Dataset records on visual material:
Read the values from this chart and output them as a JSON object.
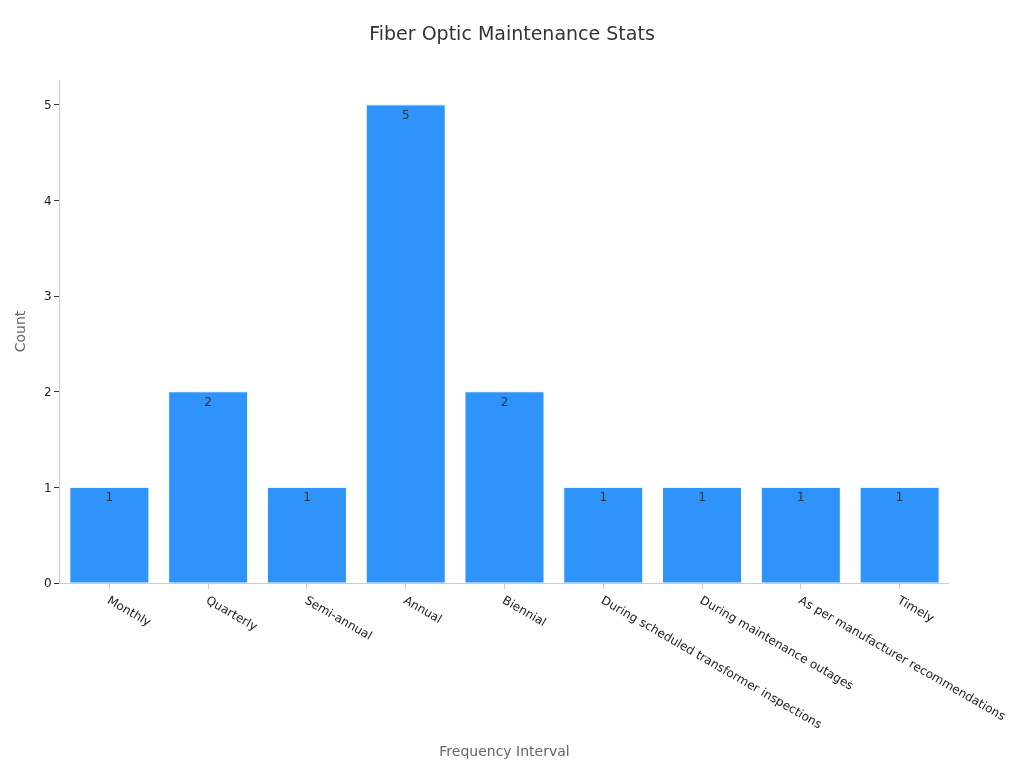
{
  "chart_data": {
    "type": "bar",
    "title": "Fiber Optic Maintenance Stats",
    "xlabel": "Frequency Interval",
    "ylabel": "Count",
    "categories": [
      "Monthly",
      "Quarterly",
      "Semi-annual",
      "Annual",
      "Biennial",
      "During scheduled transformer inspections",
      "During maintenance outages",
      "As per manufacturer recommendations",
      "Timely"
    ],
    "values": [
      1,
      2,
      1,
      5,
      2,
      1,
      1,
      1,
      1
    ],
    "color": "#2e93fa",
    "ylim": [
      0,
      5.26
    ],
    "yticks": [
      0,
      1,
      2,
      3,
      4,
      5
    ],
    "data_labels": true
  }
}
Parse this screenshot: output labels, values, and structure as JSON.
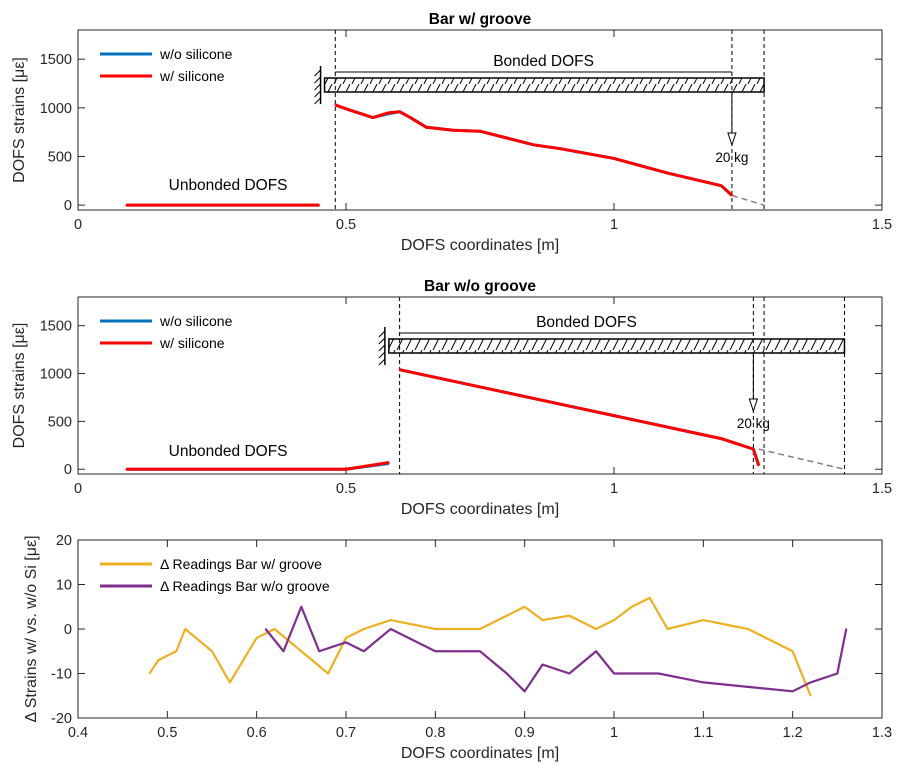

**Task to carry out:**
Without including any picture, retype the entries exactly.

**Correct response:**
Read the values from this chart and output them as a JSON object.
{
  "chart_data": {
    "type": "bar",
    "title": "Fiber Optic Maintenance Stats",
    "xlabel": "Frequency Interval",
    "ylabel": "Count",
    "categories": [
      "Monthly",
      "Quarterly",
      "Semi-annual",
      "Annual",
      "Biennial",
      "During scheduled transformer inspections",
      "During maintenance outages",
      "As per manufacturer recommendations",
      "Timely"
    ],
    "values": [
      1,
      2,
      1,
      5,
      2,
      1,
      1,
      1,
      1
    ],
    "color": "#2e93fa",
    "ylim": [
      0,
      5.26
    ],
    "yticks": [
      0,
      1,
      2,
      3,
      4,
      5
    ],
    "data_labels": true
  }
}
Parse this screenshot: output labels, values, and structure as JSON.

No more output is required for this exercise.